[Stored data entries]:
==============================

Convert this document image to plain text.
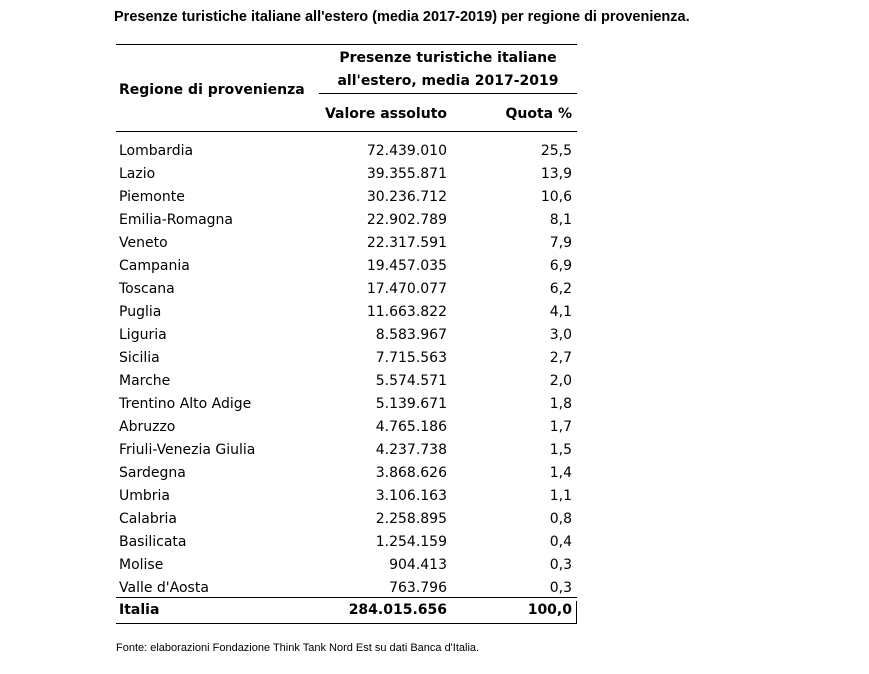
Presenze turistiche italiane all'estero (media 2017-2019) per regione di provenienza.
Presenze turistiche italiane
all'estero, media 2017-2019
Regione di provenienza
Valore assoluto	Quota %
Lombardia	72.439.010	25,5
Lazio	39.355.871	13,9
Piemonte	30.236.712	10,6
Emilia-Romagna	22.902.789	8,1
Veneto	22.317.591	7,9
Campania	19.457.035	6,9
Toscana	17.470.077	6,2
Puglia	11.663.822	4,1
Liguria	8.583.967	3,0
Sicilia	7.715.563	2,7
Marche	5.574.571	2,0
Trentino Alto Adige	5.139.671	1,8
Abruzzo	4.765.186	1,7
Friuli-Venezia Giulia	4.237.738	1,5
Sardegna	3.868.626	1,4
Umbria	3.106.163	1,1
Calabria	2.258.895	0,8
Basilicata	1.254.159	0,4
Molise	904.413	0,3
Valle d'Aosta	763.796	0,3
Italia	284.015.656	100,0
Fonte: elaborazioni Fondazione Think Tank Nord Est su dati Banca d'Italia.
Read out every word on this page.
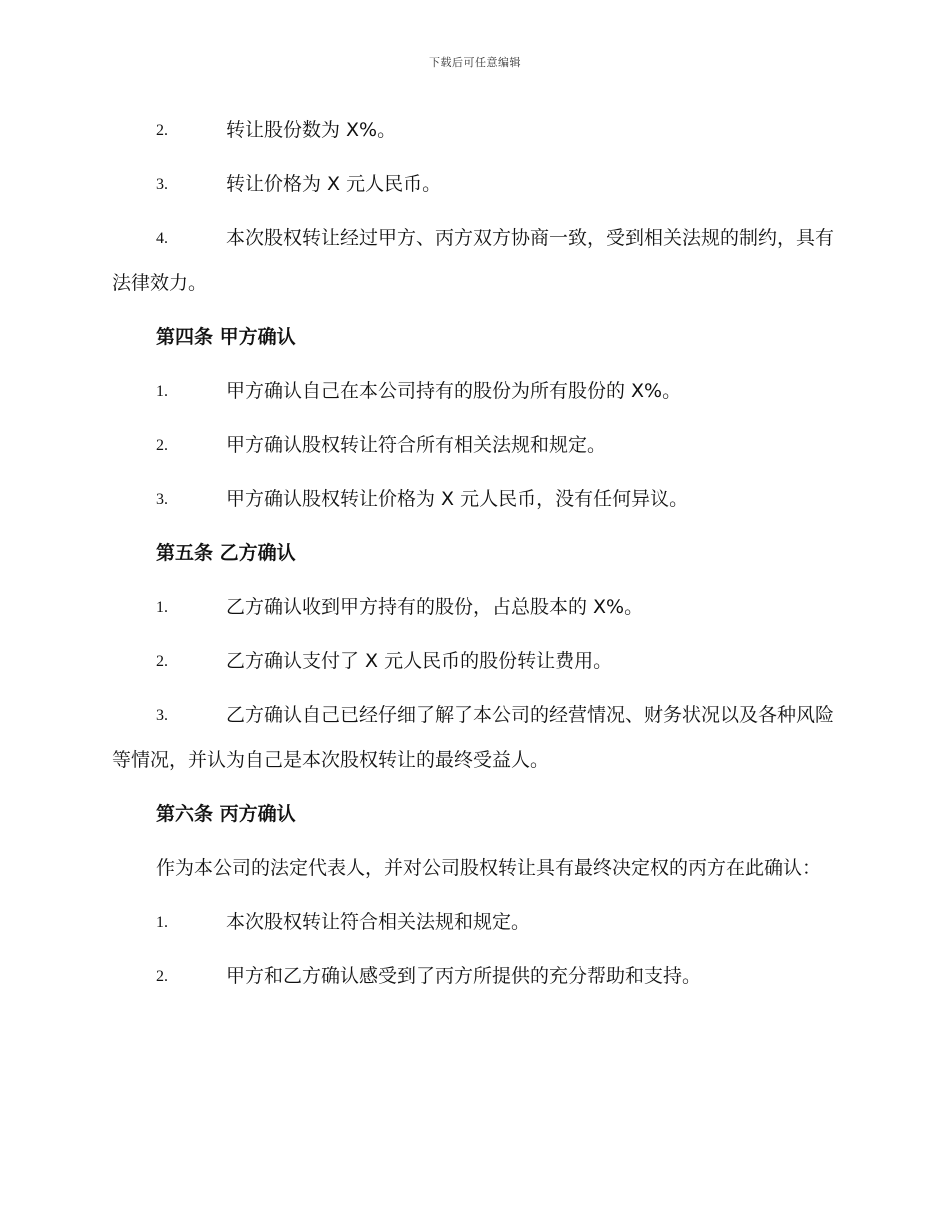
下载后可任意编辑
2.	转让股份数为 X%。
3.	转让价格为 X 元人民币。
4.	本次股权转让经过甲方、丙方双方协商一致，受到相关法规的制约，具有法律效力。
第四条 甲方确认
1.	甲方确认自己在本公司持有的股份为所有股份的 X%。
2.	甲方确认股权转让符合所有相关法规和规定。
3.	甲方确认股权转让价格为 X 元人民币，没有任何异议。
第五条 乙方确认
1.	乙方确认收到甲方持有的股份，占总股本的 X%。
2.	乙方确认支付了 X 元人民币的股份转让费用。
3.	乙方确认自己已经仔细了解了本公司的经营情况、财务状况以及各种风险等情况，并认为自己是本次股权转让的最终受益人。
第六条 丙方确认
作为本公司的法定代表人，并对公司股权转让具有最终决定权的丙方在此确认：
1.	本次股权转让符合相关法规和规定。
2.	甲方和乙方确认感受到了丙方所提供的充分帮助和支持。
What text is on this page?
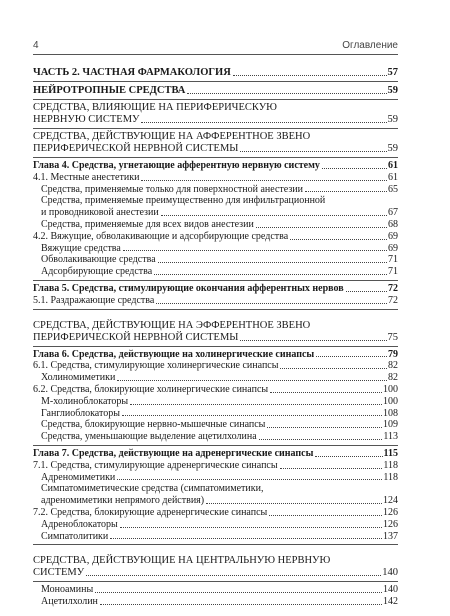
4	Оглавление
ЧАСТЬ 2. ЧАСТНАЯ ФАРМАКОЛОГИЯ	57
НЕЙРОТРОПНЫЕ СРЕДСТВА	59
СРЕДСТВА, ВЛИЯЮЩИЕ НА ПЕРИФЕРИЧЕСКУЮ
НЕРВНУЮ СИСТЕМУ	59
СРЕДСТВА, ДЕЙСТВУЮЩИЕ НА АФФЕРЕНТНОЕ ЗВЕНО
ПЕРИФЕРИЧЕСКОЙ НЕРВНОЙ СИСТЕМЫ	59
Глава 4. Средства, угнетающие афферентную нервную систему	61
4.1. Местные анестетики	61
Средства, применяемые только для поверхностной анестезии	65
Средства, применяемые преимущественно для инфильтрационной
и проводниковой анестезии	67
Средства, применяемые для всех видов анестезии	68
4.2. Вяжущие, обволакивающие и адсорбирующие средства	69
Вяжущие средства	69
Обволакивающие средства	71
Адсорбирующие средства	71
Глава 5. Средства, стимулирующие окончания афферентных нервов	72
5.1. Раздражающие средства	72
СРЕДСТВА, ДЕЙСТВУЮЩИЕ НА ЭФФЕРЕНТНОЕ ЗВЕНО
ПЕРИФЕРИЧЕСКОЙ НЕРВНОЙ СИСТЕМЫ	75
Глава 6. Средства, действующие на холинергические синапсы	79
6.1. Средства, стимулирующие холинергические синапсы	82
Холиномиметики	82
6.2. Средства, блокирующие холинергические синапсы	100
М-холиноблокаторы	100
Ганглиоблокаторы	108
Средства, блокирующие нервно-мышечные синапсы	109
Средства, уменьшающие выделение ацетилхолина	113
Глава 7. Средства, действующие на адренергические синапсы	115
7.1. Средства, стимулирующие адренергические синапсы	118
Адреномиметики	118
Симпатомиметические средства (симпатомиметики,
адреномиметики непрямого действия)	124
7.2. Средства, блокирующие адренергические синапсы	126
Адреноблокаторы	126
Симпатолитики	137
СРЕДСТВА, ДЕЙСТВУЮЩИЕ НА ЦЕНТРАЛЬНУЮ НЕРВНУЮ
СИСТЕМУ	140
Моноамины	140
Ацетилхолин	142
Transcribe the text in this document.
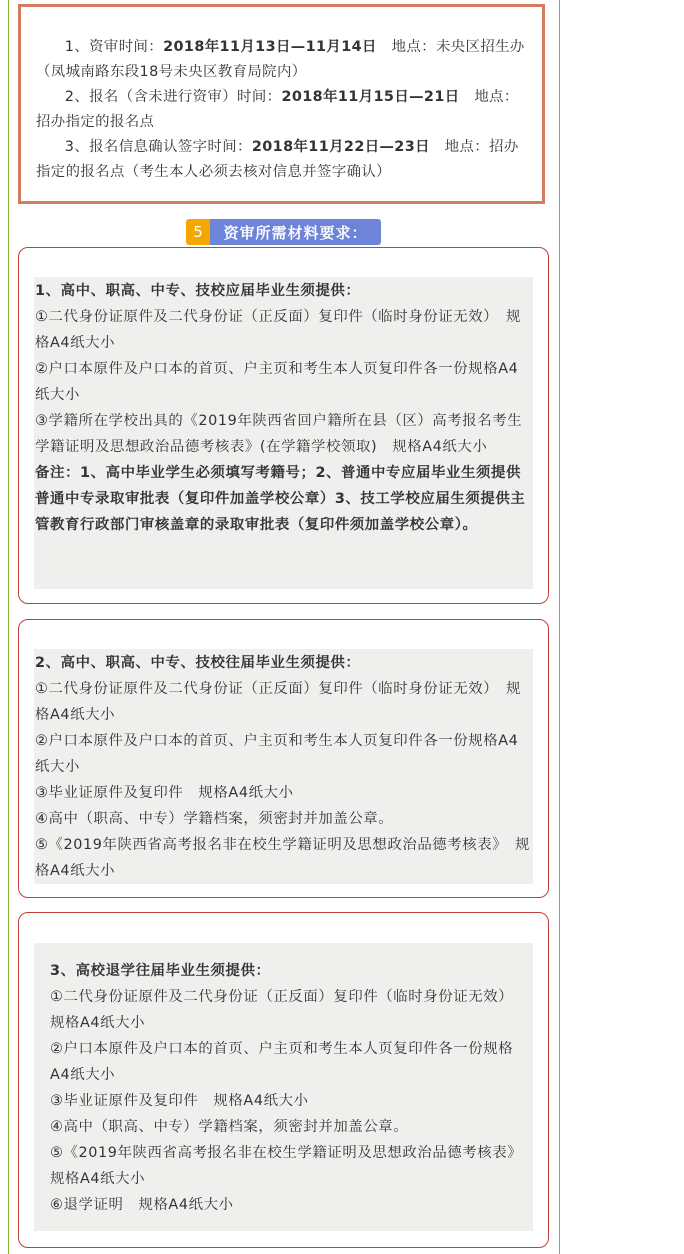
1、资审时间：2018年11月13日—11月14日　地点：未央区招生办（凤城南路东段18号未央区教育局院内）

2、报名（含未进行资审）时间：2018年11月15日—21日　地点：招办指定的报名点

3、报名信息确认签字时间：2018年11月22日—23日　地点：招办指定的报名点（考生本人必须去核对信息并签字确认）

5	资审所需材料要求：

1、高中、职高、中专、技校应届毕业生须提供：

①二代身份证原件及二代身份证（正反面）复印件（临时身份证无效）　规格A4纸大小

②户口本原件及户口本的首页、户主页和考生本人页复印件各一份规格A4纸大小

③学籍所在学校出具的《2019年陕西省回户籍所在县（区）高考报名考生学籍证明及思想政治品德考核表》(在学籍学校领取)　规格A4纸大小

备注：1、高中毕业学生必须填写考籍号；2、普通中专应届毕业生须提供普通中专录取审批表（复印件加盖学校公章）3、技工学校应届生须提供主管教育行政部门审核盖章的录取审批表（复印件须加盖学校公章）。

2、高中、职高、中专、技校往届毕业生须提供：

①二代身份证原件及二代身份证（正反面）复印件（临时身份证无效）　规格A4纸大小

②户口本原件及户口本的首页、户主页和考生本人页复印件各一份规格A4纸大小

③毕业证原件及复印件　规格A4纸大小

④高中（职高、中专）学籍档案，须密封并加盖公章。

⑤《2019年陕西省高考报名非在校生学籍证明及思想政治品德考核表》　规格A4纸大小

3、高校退学往届毕业生须提供：

①二代身份证原件及二代身份证（正反面）复印件（临时身份证无效）规格A4纸大小

②户口本原件及户口本的首页、户主页和考生本人页复印件各一份规格A4纸大小

③毕业证原件及复印件　规格A4纸大小

④高中（职高、中专）学籍档案，须密封并加盖公章。

⑤《2019年陕西省高考报名非在校生学籍证明及思想政治品德考核表》规格A4纸大小

⑥退学证明　规格A4纸大小
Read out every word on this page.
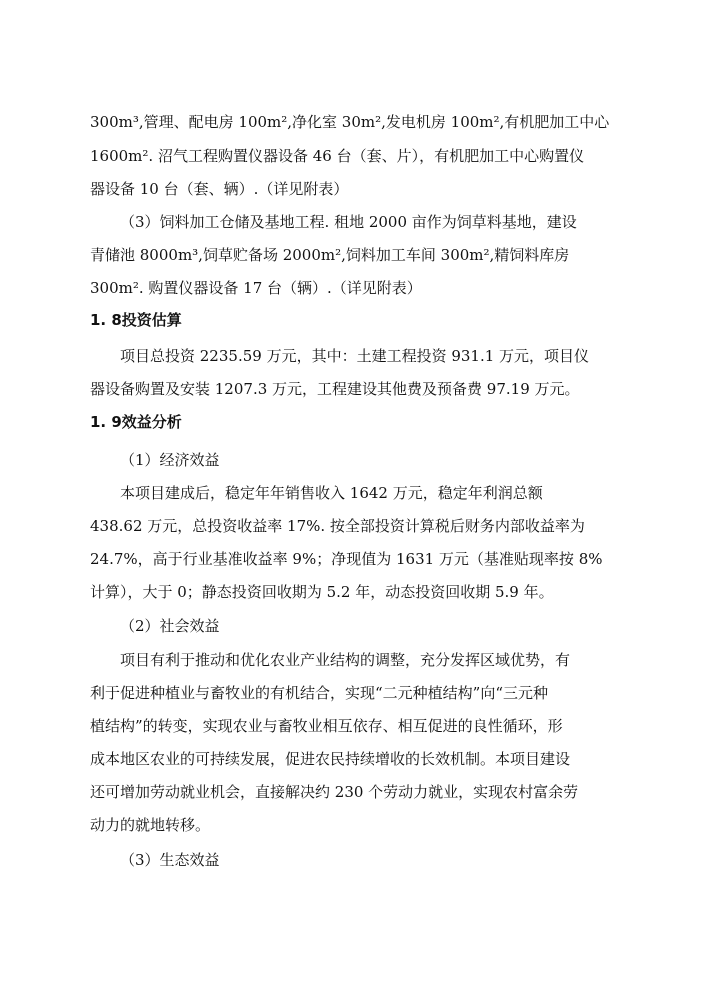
300m³,管理、配电房 100m²,净化室 30m²,发电机房 100m²,有机肥加工中心
1600m². 沼气工程购置仪器设备 46 台（套、片），有机肥加工中心购置仪
器设备 10 台（套、辆）.（详见附表）
（3）饲料加工仓储及基地工程. 租地 2000 亩作为饲草料基地，建设
青储池 8000m³,饲草贮备场 2000m²,饲料加工车间 300m²,精饲料库房
300m². 购置仪器设备 17 台（辆）.（详见附表）
1. 8投资估算
项目总投资 2235.59 万元，其中：土建工程投资 931.1 万元，项目仪
器设备购置及安装 1207.3 万元，工程建设其他费及预备费 97.19 万元。
1. 9效益分析
（1）经济效益
本项目建成后，稳定年年销售收入 1642 万元，稳定年利润总额
438.62 万元，总投资收益率 17%. 按全部投资计算税后财务内部收益率为
24.7%，高于行业基准收益率 9%；净现值为 1631 万元（基准贴现率按 8%
计算），大于 0；静态投资回收期为 5.2 年，动态投资回收期 5.9 年。
（2）社会效益
项目有利于推动和优化农业产业结构的调整，充分发挥区域优势，有
利于促进种植业与畜牧业的有机结合，实现“二元种植结构”向“三元种
植结构”的转变，实现农业与畜牧业相互依存、相互促进的良性循环，形
成本地区农业的可持续发展，促进农民持续增收的长效机制。本项目建设
还可增加劳动就业机会，直接解决约 230 个劳动力就业，实现农村富余劳
动力的就地转移。
（3）生态效益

==============================

[Aim of the exercise]: A faithful copy of the records above is needed, with the pictures left out.

[Expected output]:
Convert this document image to plain text.
Presenze turistiche italiane all'estero (media 2017-2019) per regione di provenienza.
Presenze turistiche italiane
all'estero, media 2017-2019
Regione di provenienza
Valore assoluto	Quota %
Lombardia	72.439.010	25,5
Lazio	39.355.871	13,9
Piemonte	30.236.712	10,6
Emilia-Romagna	22.902.789	8,1
Veneto	22.317.591	7,9
Campania	19.457.035	6,9
Toscana	17.470.077	6,2
Puglia	11.663.822	4,1
Liguria	8.583.967	3,0
Sicilia	7.715.563	2,7
Marche	5.574.571	2,0
Trentino Alto Adige	5.139.671	1,8
Abruzzo	4.765.186	1,7
Friuli-Venezia Giulia	4.237.738	1,5
Sardegna	3.868.626	1,4
Umbria	3.106.163	1,1
Calabria	2.258.895	0,8
Basilicata	1.254.159	0,4
Molise	904.413	0,3
Valle d'Aosta	763.796	0,3
Italia	284.015.656	100,0
Fonte: elaborazioni Fondazione Think Tank Nord Est su dati Banca d'Italia.
Read out every word on this page.
下载后可任意编辑
2.	转让股份数为 X%。
3.	转让价格为 X 元人民币。
4.	本次股权转让经过甲方、丙方双方协商一致，受到相关法规的制约，具有法律效力。
第四条 甲方确认
1.	甲方确认自己在本公司持有的股份为所有股份的 X%。
2.	甲方确认股权转让符合所有相关法规和规定。
3.	甲方确认股权转让价格为 X 元人民币，没有任何异议。
第五条 乙方确认
1.	乙方确认收到甲方持有的股份，占总股本的 X%。
2.	乙方确认支付了 X 元人民币的股份转让费用。
3.	乙方确认自己已经仔细了解了本公司的经营情况、财务状况以及各种风险等情况，并认为自己是本次股权转让的最终受益人。
第六条 丙方确认
作为本公司的法定代表人，并对公司股权转让具有最终决定权的丙方在此确认：
1.	本次股权转让符合相关法规和规定。
2.	甲方和乙方确认感受到了丙方所提供的充分帮助和支持。
What text is on this page?
4	Оглавление
ЧАСТЬ 2. ЧАСТНАЯ ФАРМАКОЛОГИЯ	57
НЕЙРОТРОПНЫЕ СРЕДСТВА	59
СРЕДСТВА, ВЛИЯЮЩИЕ НА ПЕРИФЕРИЧЕСКУЮ
НЕРВНУЮ СИСТЕМУ	59
СРЕДСТВА, ДЕЙСТВУЮЩИЕ НА АФФЕРЕНТНОЕ ЗВЕНО
ПЕРИФЕРИЧЕСКОЙ НЕРВНОЙ СИСТЕМЫ	59
Глава 4. Средства, угнетающие афферентную нервную систему	61
4.1. Местные анестетики	61
Средства, применяемые только для поверхностной анестезии	65
Средства, применяемые преимущественно для инфильтрационной
и проводниковой анестезии	67
Средства, применяемые для всех видов анестезии	68
4.2. Вяжущие, обволакивающие и адсорбирующие средства	69
Вяжущие средства	69
Обволакивающие средства	71
Адсорбирующие средства	71
Глава 5. Средства, стимулирующие окончания афферентных нервов	72
5.1. Раздражающие средства	72
СРЕДСТВА, ДЕЙСТВУЮЩИЕ НА ЭФФЕРЕНТНОЕ ЗВЕНО
ПЕРИФЕРИЧЕСКОЙ НЕРВНОЙ СИСТЕМЫ	75
Глава 6. Средства, действующие на холинергические синапсы	79
6.1. Средства, стимулирующие холинергические синапсы	82
Холиномиметики	82
6.2. Средства, блокирующие холинергические синапсы	100
М-холиноблокаторы	100
Ганглиоблокаторы	108
Средства, блокирующие нервно-мышечные синапсы	109
Средства, уменьшающие выделение ацетилхолина	113
Глава 7. Средства, действующие на адренергические синапсы	115
7.1. Средства, стимулирующие адренергические синапсы	118
Адреномиметики	118
Симпатомиметические средства (симпатомиметики,
адреномиметики непрямого действия)	124
7.2. Средства, блокирующие адренергические синапсы	126
Адреноблокаторы	126
Симпатолитики	137
СРЕДСТВА, ДЕЙСТВУЮЩИЕ НА ЦЕНТРАЛЬНУЮ НЕРВНУЮ
СИСТЕМУ	140
Моноамины	140
Ацетилхолин	142
Transcribe the text in this document.
1、资审时间：2018年11月13日—11月14日　地点：未央区招生办（凤城南路东段18号未央区教育局院内）

2、报名（含未进行资审）时间：2018年11月15日—21日　地点：招办指定的报名点

3、报名信息确认签字时间：2018年11月22日—23日　地点：招办指定的报名点（考生本人必须去核对信息并签字确认）

5	资审所需材料要求：

1、高中、职高、中专、技校应届毕业生须提供：

①二代身份证原件及二代身份证（正反面）复印件（临时身份证无效）　规格A4纸大小

②户口本原件及户口本的首页、户主页和考生本人页复印件各一份规格A4纸大小

③学籍所在学校出具的《2019年陕西省回户籍所在县（区）高考报名考生学籍证明及思想政治品德考核表》(在学籍学校领取)　规格A4纸大小

备注：1、高中毕业学生必须填写考籍号；2、普通中专应届毕业生须提供普通中专录取审批表（复印件加盖学校公章）3、技工学校应届生须提供主管教育行政部门审核盖章的录取审批表（复印件须加盖学校公章）。

2、高中、职高、中专、技校往届毕业生须提供：

①二代身份证原件及二代身份证（正反面）复印件（临时身份证无效）　规格A4纸大小

②户口本原件及户口本的首页、户主页和考生本人页复印件各一份规格A4纸大小

③毕业证原件及复印件　规格A4纸大小

④高中（职高、中专）学籍档案，须密封并加盖公章。

⑤《2019年陕西省高考报名非在校生学籍证明及思想政治品德考核表》　规格A4纸大小

3、高校退学往届毕业生须提供：

①二代身份证原件及二代身份证（正反面）复印件（临时身份证无效）规格A4纸大小

②户口本原件及户口本的首页、户主页和考生本人页复印件各一份规格A4纸大小

③毕业证原件及复印件　规格A4纸大小

④高中（职高、中专）学籍档案，须密封并加盖公章。

⑤《2019年陕西省高考报名非在校生学籍证明及思想政治品德考核表》规格A4纸大小

⑥退学证明　规格A4纸大小
Read out every word on this page.
300m³,管理、配电房 100m²,净化室 30m²,发电机房 100m²,有机肥加工中心
1600m². 沼气工程购置仪器设备 46 台（套、片），有机肥加工中心购置仪
器设备 10 台（套、辆）.（详见附表）
（3）饲料加工仓储及基地工程. 租地 2000 亩作为饲草料基地，建设
青储池 8000m³,饲草贮备场 2000m²,饲料加工车间 300m²,精饲料库房
300m². 购置仪器设备 17 台（辆）.（详见附表）
1. 8投资估算
项目总投资 2235.59 万元，其中：土建工程投资 931.1 万元，项目仪
器设备购置及安装 1207.3 万元，工程建设其他费及预备费 97.19 万元。
1. 9效益分析
（1）经济效益
本项目建成后，稳定年年销售收入 1642 万元，稳定年利润总额
438.62 万元，总投资收益率 17%. 按全部投资计算税后财务内部收益率为
24.7%，高于行业基准收益率 9%；净现值为 1631 万元（基准贴现率按 8%
计算），大于 0；静态投资回收期为 5.2 年，动态投资回收期 5.9 年。
（2）社会效益
项目有利于推动和优化农业产业结构的调整，充分发挥区域优势，有
利于促进种植业与畜牧业的有机结合，实现“二元种植结构”向“三元种
植结构”的转变，实现农业与畜牧业相互依存、相互促进的良性循环，形
成本地区农业的可持续发展，促进农民持续增收的长效机制。本项目建设
还可增加劳动就业机会，直接解决约 230 个劳动力就业，实现农村富余劳
动力的就地转移。
（3）生态效益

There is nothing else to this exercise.